To do - Extract the data exactly, missing nothing.

- - - - - - -

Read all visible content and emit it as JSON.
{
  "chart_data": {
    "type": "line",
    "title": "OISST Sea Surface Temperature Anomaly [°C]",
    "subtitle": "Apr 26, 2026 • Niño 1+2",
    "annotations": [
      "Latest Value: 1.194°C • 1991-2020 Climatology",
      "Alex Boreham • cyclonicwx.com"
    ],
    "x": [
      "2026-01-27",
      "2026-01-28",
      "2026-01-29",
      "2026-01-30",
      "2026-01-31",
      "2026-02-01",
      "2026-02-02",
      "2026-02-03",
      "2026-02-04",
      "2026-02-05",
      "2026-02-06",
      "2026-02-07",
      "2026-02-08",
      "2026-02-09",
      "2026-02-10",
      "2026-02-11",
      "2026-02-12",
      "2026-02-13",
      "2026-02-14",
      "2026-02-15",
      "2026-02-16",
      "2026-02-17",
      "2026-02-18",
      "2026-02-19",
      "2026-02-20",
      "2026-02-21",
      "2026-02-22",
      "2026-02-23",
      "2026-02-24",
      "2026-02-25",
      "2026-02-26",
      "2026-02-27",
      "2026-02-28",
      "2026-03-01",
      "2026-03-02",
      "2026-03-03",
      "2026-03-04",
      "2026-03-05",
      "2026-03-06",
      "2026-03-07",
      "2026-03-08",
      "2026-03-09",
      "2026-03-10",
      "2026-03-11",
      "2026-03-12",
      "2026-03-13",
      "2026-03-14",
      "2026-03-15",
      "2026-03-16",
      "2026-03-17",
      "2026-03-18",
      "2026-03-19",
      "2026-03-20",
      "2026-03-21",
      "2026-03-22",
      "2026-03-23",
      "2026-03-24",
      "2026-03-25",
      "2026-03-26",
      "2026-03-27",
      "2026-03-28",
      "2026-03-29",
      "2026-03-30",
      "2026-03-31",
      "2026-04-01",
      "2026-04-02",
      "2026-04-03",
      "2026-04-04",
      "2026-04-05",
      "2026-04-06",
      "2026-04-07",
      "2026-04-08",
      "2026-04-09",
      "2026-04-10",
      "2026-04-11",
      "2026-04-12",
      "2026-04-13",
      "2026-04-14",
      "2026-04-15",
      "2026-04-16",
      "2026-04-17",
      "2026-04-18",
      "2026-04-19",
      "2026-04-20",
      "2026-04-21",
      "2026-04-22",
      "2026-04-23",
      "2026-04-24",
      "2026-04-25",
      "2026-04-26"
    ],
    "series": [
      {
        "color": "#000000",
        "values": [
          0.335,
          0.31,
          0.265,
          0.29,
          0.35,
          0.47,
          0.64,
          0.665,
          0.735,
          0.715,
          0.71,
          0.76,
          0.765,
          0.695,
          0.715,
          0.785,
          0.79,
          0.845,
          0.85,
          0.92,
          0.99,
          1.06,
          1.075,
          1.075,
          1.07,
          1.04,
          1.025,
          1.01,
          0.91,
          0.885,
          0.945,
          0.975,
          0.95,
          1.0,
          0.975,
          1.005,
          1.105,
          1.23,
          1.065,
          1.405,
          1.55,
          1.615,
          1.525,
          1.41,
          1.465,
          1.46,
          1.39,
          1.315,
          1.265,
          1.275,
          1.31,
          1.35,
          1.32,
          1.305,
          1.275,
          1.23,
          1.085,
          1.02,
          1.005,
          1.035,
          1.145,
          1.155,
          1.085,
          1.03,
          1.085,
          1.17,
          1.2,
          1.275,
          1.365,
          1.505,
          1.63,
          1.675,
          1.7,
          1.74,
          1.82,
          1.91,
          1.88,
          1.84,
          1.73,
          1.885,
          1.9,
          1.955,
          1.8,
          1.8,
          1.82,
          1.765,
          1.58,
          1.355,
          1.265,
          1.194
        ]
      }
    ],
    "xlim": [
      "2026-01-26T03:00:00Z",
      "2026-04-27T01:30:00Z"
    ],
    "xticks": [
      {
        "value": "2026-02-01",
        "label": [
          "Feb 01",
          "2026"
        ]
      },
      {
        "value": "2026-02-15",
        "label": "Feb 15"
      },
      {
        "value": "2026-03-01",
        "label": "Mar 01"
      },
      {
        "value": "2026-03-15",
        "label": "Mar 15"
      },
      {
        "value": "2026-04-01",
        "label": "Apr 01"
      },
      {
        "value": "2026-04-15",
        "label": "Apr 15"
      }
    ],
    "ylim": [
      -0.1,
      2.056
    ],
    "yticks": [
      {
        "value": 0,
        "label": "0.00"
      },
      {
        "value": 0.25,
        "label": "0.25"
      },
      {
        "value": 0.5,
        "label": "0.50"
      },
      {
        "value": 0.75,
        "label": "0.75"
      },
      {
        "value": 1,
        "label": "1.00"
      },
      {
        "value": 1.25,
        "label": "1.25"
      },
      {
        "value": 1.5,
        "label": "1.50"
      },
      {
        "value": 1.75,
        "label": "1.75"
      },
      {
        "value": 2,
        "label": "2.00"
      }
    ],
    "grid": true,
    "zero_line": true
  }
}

- - - - - - -

Correct output -
Read all visible content and emit it as JSON.
{
  "chart_data": {
    "type": "line",
    "title": "OISST Sea Surface Temperature Anomaly [°C]",
    "subtitle": "Apr 26, 2026 • Niño 1+2",
    "annotations": [
      "Latest Value: 1.194°C • 1991-2020 Climatology",
      "Alex Boreham • cyclonicwx.com"
    ],
    "x": [
      "2026-01-27",
      "2026-01-28",
      "2026-01-29",
      "2026-01-30",
      "2026-01-31",
      "2026-02-01",
      "2026-02-02",
      "2026-02-03",
      "2026-02-04",
      "2026-02-05",
      "2026-02-06",
      "2026-02-07",
      "2026-02-08",
      "2026-02-09",
      "2026-02-10",
      "2026-02-11",
      "2026-02-12",
      "2026-02-13",
      "2026-02-14",
      "2026-02-15",
      "2026-02-16",
      "2026-02-17",
      "2026-02-18",
      "2026-02-19",
      "2026-02-20",
      "2026-02-21",
      "2026-02-22",
      "2026-02-23",
      "2026-02-24",
      "2026-02-25",
      "2026-02-26",
      "2026-02-27",
      "2026-02-28",
      "2026-03-01",
      "2026-03-02",
      "2026-03-03",
      "2026-03-04",
      "2026-03-05",
      "2026-03-06",
      "2026-03-07",
      "2026-03-08",
      "2026-03-09",
      "2026-03-10",
      "2026-03-11",
      "2026-03-12",
      "2026-03-13",
      "2026-03-14",
      "2026-03-15",
      "2026-03-16",
      "2026-03-17",
      "2026-03-18",
      "2026-03-19",
      "2026-03-20",
      "2026-03-21",
      "2026-03-22",
      "2026-03-23",
      "2026-03-24",
      "2026-03-25",
      "2026-03-26",
      "2026-03-27",
      "2026-03-28",
      "2026-03-29",
      "2026-03-30",
      "2026-03-31",
      "2026-04-01",
      "2026-04-02",
      "2026-04-03",
      "2026-04-04",
      "2026-04-05",
      "2026-04-06",
      "2026-04-07",
      "2026-04-08",
      "2026-04-09",
      "2026-04-10",
      "2026-04-11",
      "2026-04-12",
      "2026-04-13",
      "2026-04-14",
      "2026-04-15",
      "2026-04-16",
      "2026-04-17",
      "2026-04-18",
      "2026-04-19",
      "2026-04-20",
      "2026-04-21",
      "2026-04-22",
      "2026-04-23",
      "2026-04-24",
      "2026-04-25",
      "2026-04-26"
    ],
    "series": [
      {
        "color": "#000000",
        "values": [
          0.335,
          0.31,
          0.265,
          0.29,
          0.35,
          0.47,
          0.64,
          0.665,
          0.735,
          0.715,
          0.71,
          0.76,
          0.765,
          0.695,
          0.715,
          0.785,
          0.79,
          0.845,
          0.85,
          0.92,
          0.99,
          1.06,
          1.075,
          1.075,
          1.07,
          1.04,
          1.025,
          1.01,
          0.91,
          0.885,
          0.945,
          0.975,
          0.95,
          1.0,
          0.975,
          1.005,
          1.105,
          1.23,
          1.065,
          1.405,
          1.55,
          1.615,
          1.525,
          1.41,
          1.465,
          1.46,
          1.39,
          1.315,
          1.265,
          1.275,
          1.31,
          1.35,
          1.32,
          1.305,
          1.275,
          1.23,
          1.085,
          1.02,
          1.005,
          1.035,
          1.145,
          1.155,
          1.085,
          1.03,
          1.085,
          1.17,
          1.2,
          1.275,
          1.365,
          1.505,
          1.63,
          1.675,
          1.7,
          1.74,
          1.82,
          1.91,
          1.88,
          1.84,
          1.73,
          1.885,
          1.9,
          1.955,
          1.8,
          1.8,
          1.82,
          1.765,
          1.58,
          1.355,
          1.265,
          1.194
        ]
      }
    ],
    "xlim": [
      "2026-01-26T03:00:00Z",
      "2026-04-27T01:30:00Z"
    ],
    "xticks": [
      {
        "value": "2026-02-01",
        "label": [
          "Feb 01",
          "2026"
        ]
      },
      {
        "value": "2026-02-15",
        "label": "Feb 15"
      },
      {
        "value": "2026-03-01",
        "label": "Mar 01"
      },
      {
        "value": "2026-03-15",
        "label": "Mar 15"
      },
      {
        "value": "2026-04-01",
        "label": "Apr 01"
      },
      {
        "value": "2026-04-15",
        "label": "Apr 15"
      }
    ],
    "ylim": [
      -0.1,
      2.056
    ],
    "yticks": [
      {
        "value": 0,
        "label": "0.00"
      },
      {
        "value": 0.25,
        "label": "0.25"
      },
      {
        "value": 0.5,
        "label": "0.50"
      },
      {
        "value": 0.75,
        "label": "0.75"
      },
      {
        "value": 1,
        "label": "1.00"
      },
      {
        "value": 1.25,
        "label": "1.25"
      },
      {
        "value": 1.5,
        "label": "1.50"
      },
      {
        "value": 1.75,
        "label": "1.75"
      },
      {
        "value": 2,
        "label": "2.00"
      }
    ],
    "grid": true,
    "zero_line": true
  }
}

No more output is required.